**REQUIRED WORK**
Restate the full listing word for word and leave the pictures out.
** START OF ENTRIES SUPPLIED **
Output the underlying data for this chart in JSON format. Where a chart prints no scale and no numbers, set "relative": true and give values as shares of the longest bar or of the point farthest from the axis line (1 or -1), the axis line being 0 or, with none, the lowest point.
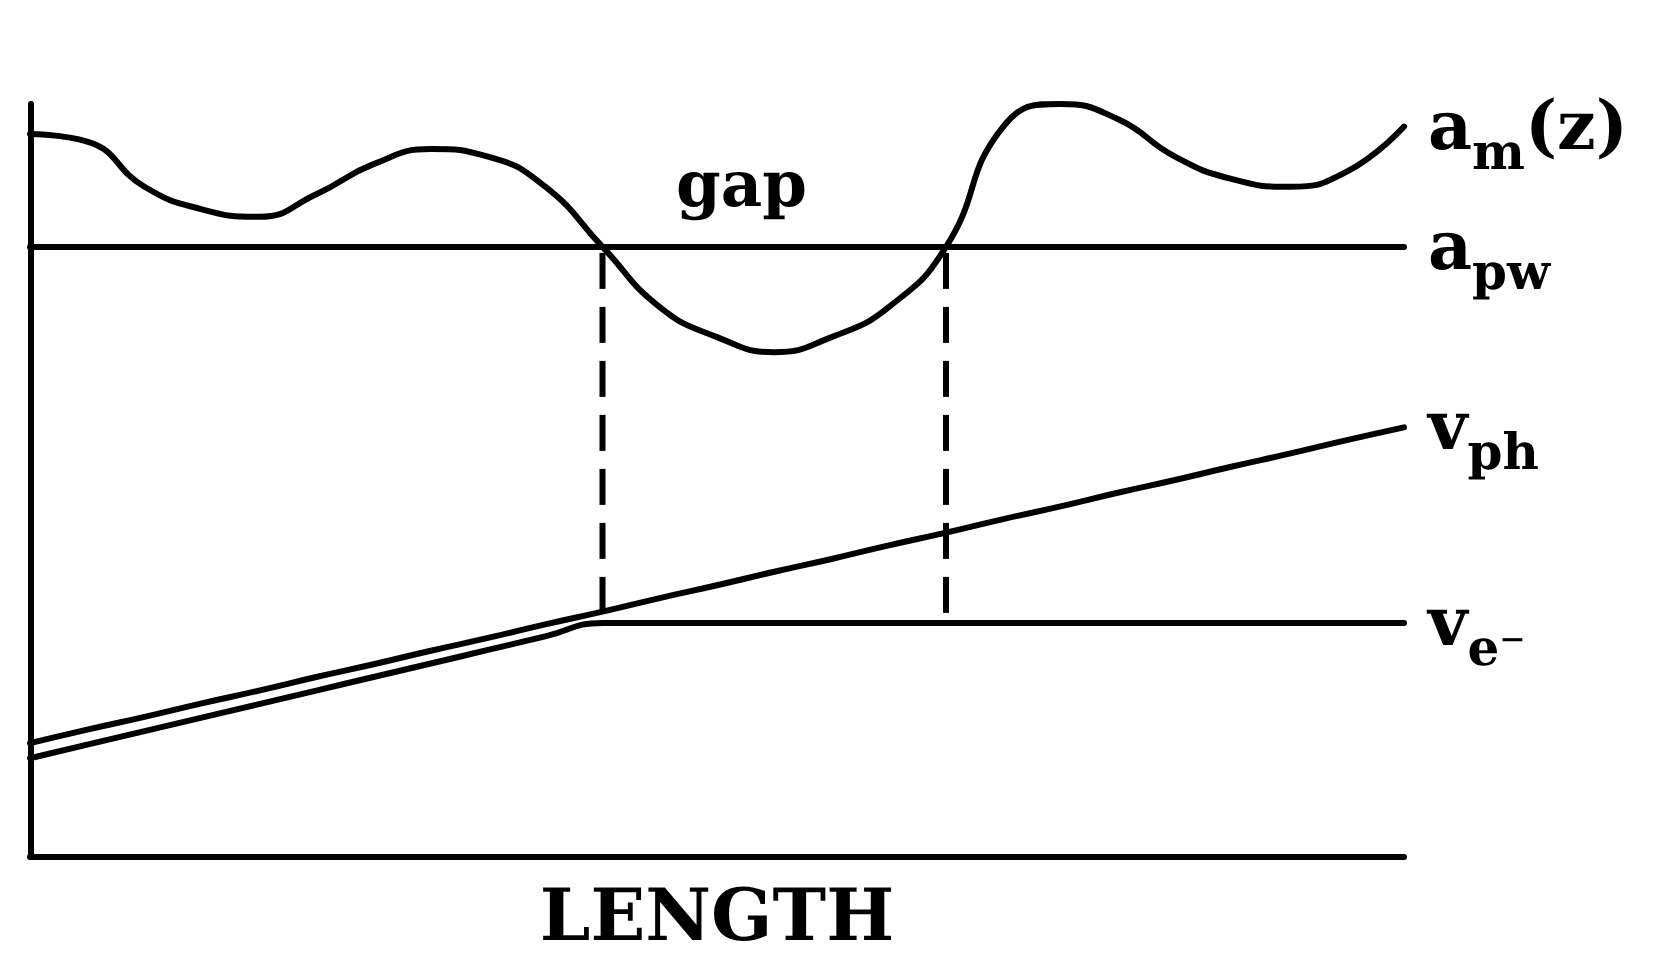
{
  "chart_data": {
    "type": "line",
    "relative": true,
    "xlabel": "LENGTH",
    "annotations": [
      "gap"
    ],
    "marker": "none",
    "line_style": "solid",
    "tick_labels": false,
    "categories": [
      null,
      null,
      null,
      null,
      null,
      null,
      null,
      null,
      null,
      null,
      null,
      null,
      null,
      null,
      null,
      null,
      null,
      null,
      null,
      null,
      null,
      null,
      null,
      null,
      null
    ],
    "series": [
      {
        "name": "a$_{m}$(z)",
        "color": "#000000",
        "values": [
          0.96,
          0.95,
          0.89,
          0.86,
          0.85,
          0.88,
          0.92,
          0.94,
          0.93,
          0.89,
          0.81,
          0.73,
          0.69,
          0.67,
          0.69,
          0.73,
          0.81,
          0.97,
          1,
          0.98,
          0.93,
          0.9,
          0.89,
          0.91,
          0.97
        ]
      },
      {
        "name": "a$_{pw}$",
        "color": "#000000",
        "values": [
          0.81,
          0.81,
          0.81,
          0.81,
          0.81,
          0.81,
          0.81,
          0.81,
          0.81,
          0.81,
          0.81,
          0.81,
          0.81,
          0.81,
          0.81,
          0.81,
          0.81,
          0.81,
          0.81,
          0.81,
          0.81,
          0.81,
          0.81,
          0.81,
          0.81
        ]
      },
      {
        "name": "v$_{ph}$",
        "color": "#000000",
        "values": [
          0.15,
          0.168,
          0.185,
          0.203,
          0.22,
          0.238,
          0.255,
          0.273,
          0.29,
          0.308,
          0.325,
          0.343,
          0.36,
          0.378,
          0.395,
          0.413,
          0.43,
          0.448,
          0.465,
          0.483,
          0.5,
          0.518,
          0.535,
          0.553,
          0.57
        ]
      },
      {
        "name": "v$_{e⁻}$",
        "color": "#000000",
        "values": [
          0.13,
          0.148,
          0.166,
          0.184,
          0.202,
          0.22,
          0.238,
          0.256,
          0.274,
          0.292,
          0.31,
          0.31,
          0.31,
          0.31,
          0.31,
          0.31,
          0.31,
          0.31,
          0.31,
          0.31,
          0.31,
          0.31,
          0.31,
          0.31,
          0.31
        ]
      }
    ]
  }
}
** END OF ENTRIES SUPPLIED **
**ANSWER FOR THE TASK**
Output the underlying data for this chart in JSON format. Where a chart prints no scale and no numbers, set "relative": true and give values as shares of the longest bar or of the point farthest from the axis line (1 or -1), the axis line being 0 or, with none, the lowest point.
{
  "chart_data": {
    "type": "line",
    "relative": true,
    "xlabel": "LENGTH",
    "annotations": [
      "gap"
    ],
    "marker": "none",
    "line_style": "solid",
    "tick_labels": false,
    "categories": [
      null,
      null,
      null,
      null,
      null,
      null,
      null,
      null,
      null,
      null,
      null,
      null,
      null,
      null,
      null,
      null,
      null,
      null,
      null,
      null,
      null,
      null,
      null,
      null,
      null
    ],
    "series": [
      {
        "name": "a$_{m}$(z)",
        "color": "#000000",
        "values": [
          0.96,
          0.95,
          0.89,
          0.86,
          0.85,
          0.88,
          0.92,
          0.94,
          0.93,
          0.89,
          0.81,
          0.73,
          0.69,
          0.67,
          0.69,
          0.73,
          0.81,
          0.97,
          1,
          0.98,
          0.93,
          0.9,
          0.89,
          0.91,
          0.97
        ]
      },
      {
        "name": "a$_{pw}$",
        "color": "#000000",
        "values": [
          0.81,
          0.81,
          0.81,
          0.81,
          0.81,
          0.81,
          0.81,
          0.81,
          0.81,
          0.81,
          0.81,
          0.81,
          0.81,
          0.81,
          0.81,
          0.81,
          0.81,
          0.81,
          0.81,
          0.81,
          0.81,
          0.81,
          0.81,
          0.81,
          0.81
        ]
      },
      {
        "name": "v$_{ph}$",
        "color": "#000000",
        "values": [
          0.15,
          0.168,
          0.185,
          0.203,
          0.22,
          0.238,
          0.255,
          0.273,
          0.29,
          0.308,
          0.325,
          0.343,
          0.36,
          0.378,
          0.395,
          0.413,
          0.43,
          0.448,
          0.465,
          0.483,
          0.5,
          0.518,
          0.535,
          0.553,
          0.57
        ]
      },
      {
        "name": "v$_{e⁻}$",
        "color": "#000000",
        "values": [
          0.13,
          0.148,
          0.166,
          0.184,
          0.202,
          0.22,
          0.238,
          0.256,
          0.274,
          0.292,
          0.31,
          0.31,
          0.31,
          0.31,
          0.31,
          0.31,
          0.31,
          0.31,
          0.31,
          0.31,
          0.31,
          0.31,
          0.31,
          0.31,
          0.31
        ]
      }
    ]
  }
}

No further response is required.